**EXERCISE DETAILS:**
Copy out each line featuring the string "TOOL" from the entries beneath.

Extracted data entries:
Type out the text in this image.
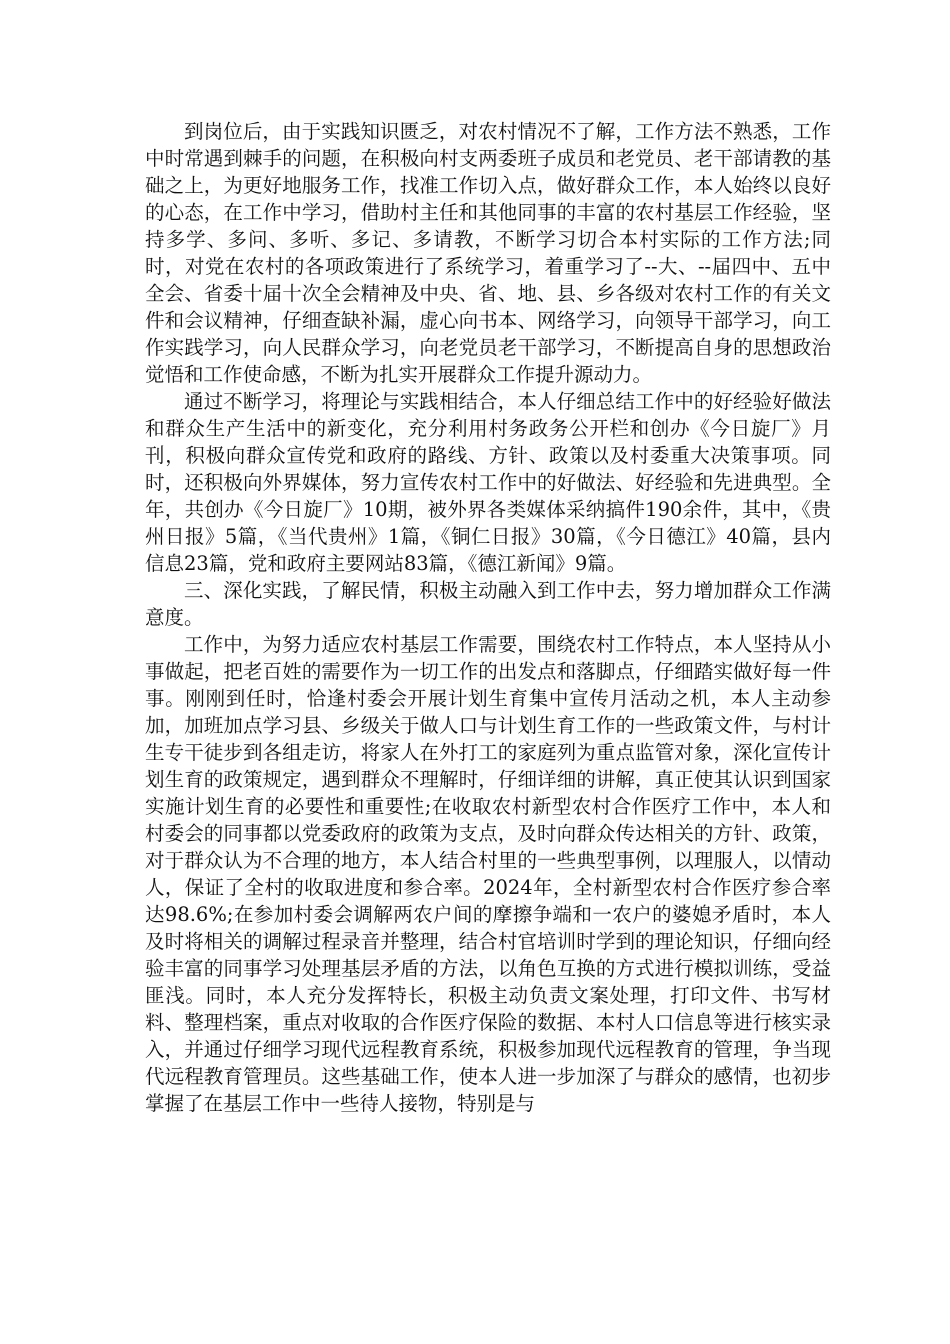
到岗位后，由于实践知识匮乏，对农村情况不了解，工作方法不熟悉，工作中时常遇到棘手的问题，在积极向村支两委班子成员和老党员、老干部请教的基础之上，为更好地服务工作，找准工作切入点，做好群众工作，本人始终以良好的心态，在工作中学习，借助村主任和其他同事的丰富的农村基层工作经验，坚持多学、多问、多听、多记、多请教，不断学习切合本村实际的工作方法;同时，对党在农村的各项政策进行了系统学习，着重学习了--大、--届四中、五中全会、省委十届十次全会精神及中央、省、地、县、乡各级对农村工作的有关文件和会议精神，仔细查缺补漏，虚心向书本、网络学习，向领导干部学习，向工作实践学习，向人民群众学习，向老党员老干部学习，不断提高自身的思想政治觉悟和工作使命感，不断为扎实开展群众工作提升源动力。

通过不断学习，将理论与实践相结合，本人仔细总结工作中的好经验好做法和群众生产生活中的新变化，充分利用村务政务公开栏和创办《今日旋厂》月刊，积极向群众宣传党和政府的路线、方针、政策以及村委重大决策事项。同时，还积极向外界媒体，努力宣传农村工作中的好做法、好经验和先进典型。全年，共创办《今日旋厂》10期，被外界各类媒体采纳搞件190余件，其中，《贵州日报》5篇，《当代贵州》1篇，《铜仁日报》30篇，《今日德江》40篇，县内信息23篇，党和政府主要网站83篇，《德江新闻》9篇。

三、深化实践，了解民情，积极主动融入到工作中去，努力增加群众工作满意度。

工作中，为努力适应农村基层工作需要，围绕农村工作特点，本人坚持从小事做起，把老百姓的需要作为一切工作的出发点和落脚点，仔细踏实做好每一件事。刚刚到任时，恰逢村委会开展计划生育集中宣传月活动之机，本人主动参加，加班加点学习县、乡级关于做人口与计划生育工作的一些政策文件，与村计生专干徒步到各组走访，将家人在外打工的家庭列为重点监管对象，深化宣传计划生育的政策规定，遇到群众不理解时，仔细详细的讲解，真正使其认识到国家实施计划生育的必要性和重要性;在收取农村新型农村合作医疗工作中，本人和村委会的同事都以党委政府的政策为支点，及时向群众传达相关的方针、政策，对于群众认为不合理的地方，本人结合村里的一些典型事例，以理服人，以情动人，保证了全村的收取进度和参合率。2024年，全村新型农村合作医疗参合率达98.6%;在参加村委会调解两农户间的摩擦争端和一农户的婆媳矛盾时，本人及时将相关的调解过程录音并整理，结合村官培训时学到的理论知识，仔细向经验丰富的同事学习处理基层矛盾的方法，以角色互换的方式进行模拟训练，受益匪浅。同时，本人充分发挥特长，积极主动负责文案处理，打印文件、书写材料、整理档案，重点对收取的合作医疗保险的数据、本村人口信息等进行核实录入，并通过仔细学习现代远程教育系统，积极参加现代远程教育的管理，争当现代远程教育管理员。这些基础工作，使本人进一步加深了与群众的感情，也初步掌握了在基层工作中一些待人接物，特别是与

--

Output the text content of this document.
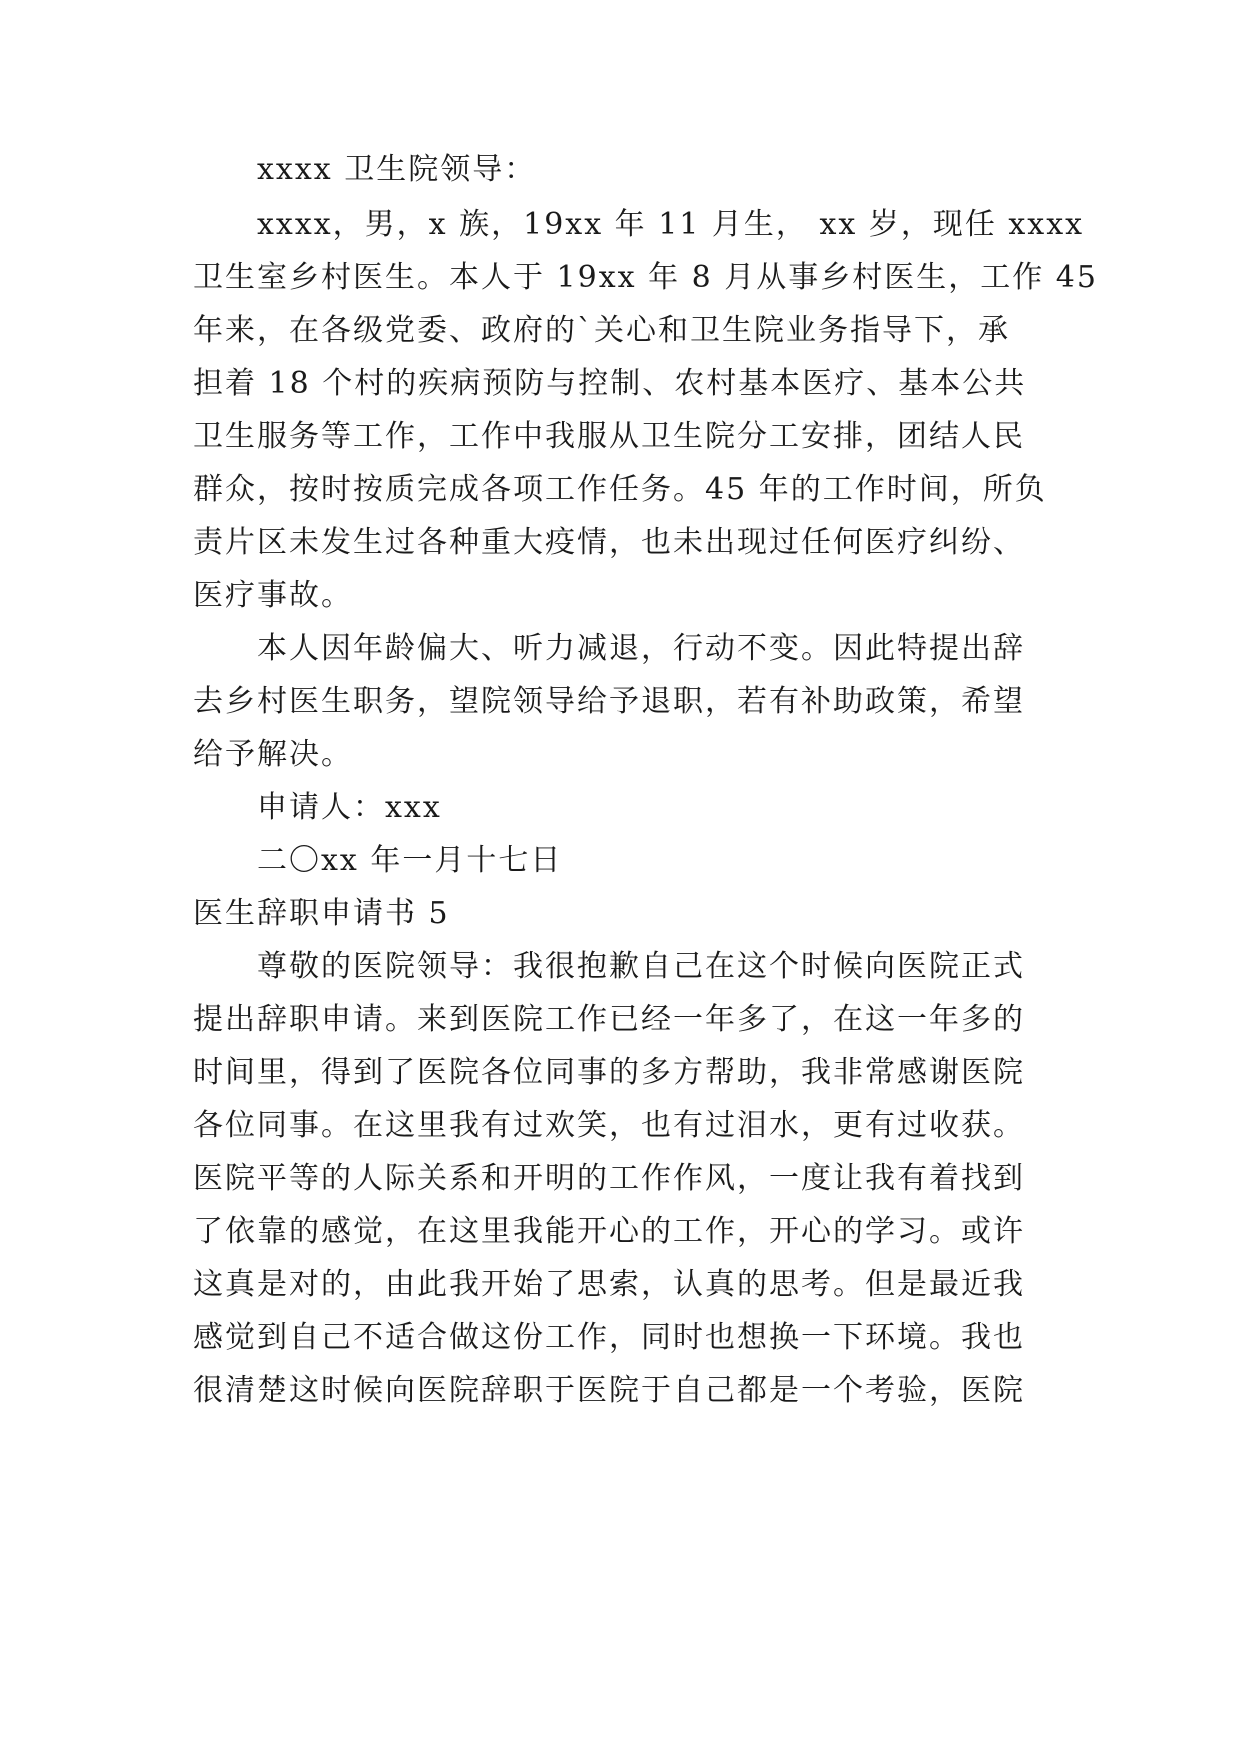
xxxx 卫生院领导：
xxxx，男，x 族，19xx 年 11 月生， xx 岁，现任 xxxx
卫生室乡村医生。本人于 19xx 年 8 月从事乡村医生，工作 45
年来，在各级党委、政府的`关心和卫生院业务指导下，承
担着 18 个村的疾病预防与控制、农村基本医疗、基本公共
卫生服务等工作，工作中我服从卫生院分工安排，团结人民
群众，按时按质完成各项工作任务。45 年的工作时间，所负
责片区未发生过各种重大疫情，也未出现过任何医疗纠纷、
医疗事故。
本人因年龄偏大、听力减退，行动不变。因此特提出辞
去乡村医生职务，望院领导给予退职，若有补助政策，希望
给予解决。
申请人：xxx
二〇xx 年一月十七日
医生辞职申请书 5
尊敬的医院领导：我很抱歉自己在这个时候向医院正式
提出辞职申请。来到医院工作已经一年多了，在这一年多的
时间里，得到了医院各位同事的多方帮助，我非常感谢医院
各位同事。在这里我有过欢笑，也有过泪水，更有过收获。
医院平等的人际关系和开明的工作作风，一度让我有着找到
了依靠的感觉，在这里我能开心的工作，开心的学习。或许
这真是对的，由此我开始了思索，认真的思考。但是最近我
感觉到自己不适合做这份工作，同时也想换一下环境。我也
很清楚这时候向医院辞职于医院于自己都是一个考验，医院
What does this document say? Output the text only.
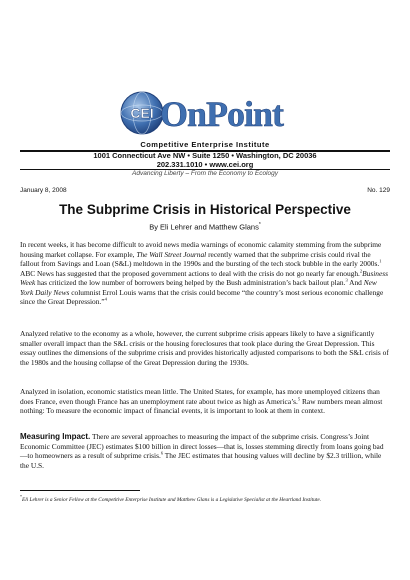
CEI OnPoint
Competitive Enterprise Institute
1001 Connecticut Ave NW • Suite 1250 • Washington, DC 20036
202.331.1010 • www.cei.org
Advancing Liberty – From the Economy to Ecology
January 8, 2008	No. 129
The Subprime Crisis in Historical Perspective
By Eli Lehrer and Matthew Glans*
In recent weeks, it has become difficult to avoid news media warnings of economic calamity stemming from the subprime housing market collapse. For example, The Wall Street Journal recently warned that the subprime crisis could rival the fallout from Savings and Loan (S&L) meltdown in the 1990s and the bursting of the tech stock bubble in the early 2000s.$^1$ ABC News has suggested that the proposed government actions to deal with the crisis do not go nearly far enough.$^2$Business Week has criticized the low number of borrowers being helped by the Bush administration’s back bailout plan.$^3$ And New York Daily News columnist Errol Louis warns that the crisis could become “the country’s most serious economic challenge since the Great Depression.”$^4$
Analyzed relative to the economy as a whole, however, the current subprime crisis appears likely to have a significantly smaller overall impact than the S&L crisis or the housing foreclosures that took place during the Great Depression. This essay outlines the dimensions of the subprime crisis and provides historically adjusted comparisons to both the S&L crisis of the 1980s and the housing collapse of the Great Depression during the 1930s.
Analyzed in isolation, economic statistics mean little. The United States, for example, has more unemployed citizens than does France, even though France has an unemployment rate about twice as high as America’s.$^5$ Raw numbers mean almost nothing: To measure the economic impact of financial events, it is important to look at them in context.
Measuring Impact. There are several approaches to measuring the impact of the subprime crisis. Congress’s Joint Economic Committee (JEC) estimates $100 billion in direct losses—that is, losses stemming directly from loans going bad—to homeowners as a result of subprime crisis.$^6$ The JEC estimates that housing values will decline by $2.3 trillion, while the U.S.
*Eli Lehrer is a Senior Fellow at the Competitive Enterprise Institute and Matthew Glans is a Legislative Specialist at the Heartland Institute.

==

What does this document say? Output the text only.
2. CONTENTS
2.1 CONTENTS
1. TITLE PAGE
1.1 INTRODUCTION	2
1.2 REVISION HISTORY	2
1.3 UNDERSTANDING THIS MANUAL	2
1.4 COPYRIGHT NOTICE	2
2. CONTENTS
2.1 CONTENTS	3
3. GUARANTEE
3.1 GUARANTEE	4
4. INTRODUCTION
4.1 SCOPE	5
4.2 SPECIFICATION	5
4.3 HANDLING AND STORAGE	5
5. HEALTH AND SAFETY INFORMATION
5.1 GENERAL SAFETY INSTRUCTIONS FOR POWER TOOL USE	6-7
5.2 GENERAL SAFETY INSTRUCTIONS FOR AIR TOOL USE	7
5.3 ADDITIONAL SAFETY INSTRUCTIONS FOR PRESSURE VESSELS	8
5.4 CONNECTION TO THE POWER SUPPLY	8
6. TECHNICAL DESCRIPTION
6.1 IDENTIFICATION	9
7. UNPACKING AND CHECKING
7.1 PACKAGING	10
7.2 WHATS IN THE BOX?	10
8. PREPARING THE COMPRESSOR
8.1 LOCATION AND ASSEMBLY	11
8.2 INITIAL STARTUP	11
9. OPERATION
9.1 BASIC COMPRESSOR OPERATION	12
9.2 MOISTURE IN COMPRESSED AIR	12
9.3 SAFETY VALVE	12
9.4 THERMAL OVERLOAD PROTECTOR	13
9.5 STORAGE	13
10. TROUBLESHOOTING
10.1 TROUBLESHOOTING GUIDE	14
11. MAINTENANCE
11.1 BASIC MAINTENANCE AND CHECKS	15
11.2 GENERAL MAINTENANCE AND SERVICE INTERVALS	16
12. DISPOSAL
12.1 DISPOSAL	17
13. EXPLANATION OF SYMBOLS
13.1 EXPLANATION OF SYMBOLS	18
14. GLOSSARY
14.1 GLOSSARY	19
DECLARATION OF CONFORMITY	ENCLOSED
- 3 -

**RESULT OF THE EXERCISE:**
5.1 GENERAL SAFETY INSTRUCTIONS FOR POWER TOOL USE	6-7
5.2 GENERAL SAFETY INSTRUCTIONS FOR AIR TOOL USE	7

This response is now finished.